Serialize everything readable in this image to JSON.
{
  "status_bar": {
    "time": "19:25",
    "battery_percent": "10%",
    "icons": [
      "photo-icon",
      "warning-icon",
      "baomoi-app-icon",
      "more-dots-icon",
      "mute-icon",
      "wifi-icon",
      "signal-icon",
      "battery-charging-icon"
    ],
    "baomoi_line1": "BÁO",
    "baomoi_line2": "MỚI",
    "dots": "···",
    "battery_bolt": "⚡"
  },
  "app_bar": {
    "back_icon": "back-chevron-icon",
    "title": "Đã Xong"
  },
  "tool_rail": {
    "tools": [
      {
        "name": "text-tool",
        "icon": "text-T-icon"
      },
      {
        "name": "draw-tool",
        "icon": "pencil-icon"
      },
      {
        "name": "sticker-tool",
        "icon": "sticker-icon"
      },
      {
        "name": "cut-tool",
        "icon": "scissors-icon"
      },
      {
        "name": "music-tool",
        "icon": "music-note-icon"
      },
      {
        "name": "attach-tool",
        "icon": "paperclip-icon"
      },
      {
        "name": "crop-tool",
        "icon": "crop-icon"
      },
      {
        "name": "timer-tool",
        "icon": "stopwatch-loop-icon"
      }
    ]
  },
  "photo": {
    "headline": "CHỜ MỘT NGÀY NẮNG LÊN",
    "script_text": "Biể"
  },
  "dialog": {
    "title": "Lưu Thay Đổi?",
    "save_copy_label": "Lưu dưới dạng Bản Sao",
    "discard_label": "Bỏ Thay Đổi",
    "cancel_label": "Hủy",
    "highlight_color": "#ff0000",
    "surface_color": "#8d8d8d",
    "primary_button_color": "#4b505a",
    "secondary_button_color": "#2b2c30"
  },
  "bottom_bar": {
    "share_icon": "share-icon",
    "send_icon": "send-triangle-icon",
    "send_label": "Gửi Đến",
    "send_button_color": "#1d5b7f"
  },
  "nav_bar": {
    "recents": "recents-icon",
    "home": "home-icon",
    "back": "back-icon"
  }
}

- - - - -

*Short problem:*
Every entry should be printed again exactly as written.

*Solution:*
Serialize everything readable in this image to JSON.
{
  "status_bar": {
    "time": "19:25",
    "battery_percent": "10%",
    "icons": [
      "photo-icon",
      "warning-icon",
      "baomoi-app-icon",
      "more-dots-icon",
      "mute-icon",
      "wifi-icon",
      "signal-icon",
      "battery-charging-icon"
    ],
    "baomoi_line1": "BÁO",
    "baomoi_line2": "MỚI",
    "dots": "···",
    "battery_bolt": "⚡"
  },
  "app_bar": {
    "back_icon": "back-chevron-icon",
    "title": "Đã Xong"
  },
  "tool_rail": {
    "tools": [
      {
        "name": "text-tool",
        "icon": "text-T-icon"
      },
      {
        "name": "draw-tool",
        "icon": "pencil-icon"
      },
      {
        "name": "sticker-tool",
        "icon": "sticker-icon"
      },
      {
        "name": "cut-tool",
        "icon": "scissors-icon"
      },
      {
        "name": "music-tool",
        "icon": "music-note-icon"
      },
      {
        "name": "attach-tool",
        "icon": "paperclip-icon"
      },
      {
        "name": "crop-tool",
        "icon": "crop-icon"
      },
      {
        "name": "timer-tool",
        "icon": "stopwatch-loop-icon"
      }
    ]
  },
  "photo": {
    "headline": "CHỜ MỘT NGÀY NẮNG LÊN",
    "script_text": "Biể"
  },
  "dialog": {
    "title": "Lưu Thay Đổi?",
    "save_copy_label": "Lưu dưới dạng Bản Sao",
    "discard_label": "Bỏ Thay Đổi",
    "cancel_label": "Hủy",
    "highlight_color": "#ff0000",
    "surface_color": "#8d8d8d",
    "primary_button_color": "#4b505a",
    "secondary_button_color": "#2b2c30"
  },
  "bottom_bar": {
    "share_icon": "share-icon",
    "send_icon": "send-triangle-icon",
    "send_label": "Gửi Đến",
    "send_button_color": "#1d5b7f"
  },
  "nav_bar": {
    "recents": "recents-icon",
    "home": "home-icon",
    "back": "back-icon"
  }
}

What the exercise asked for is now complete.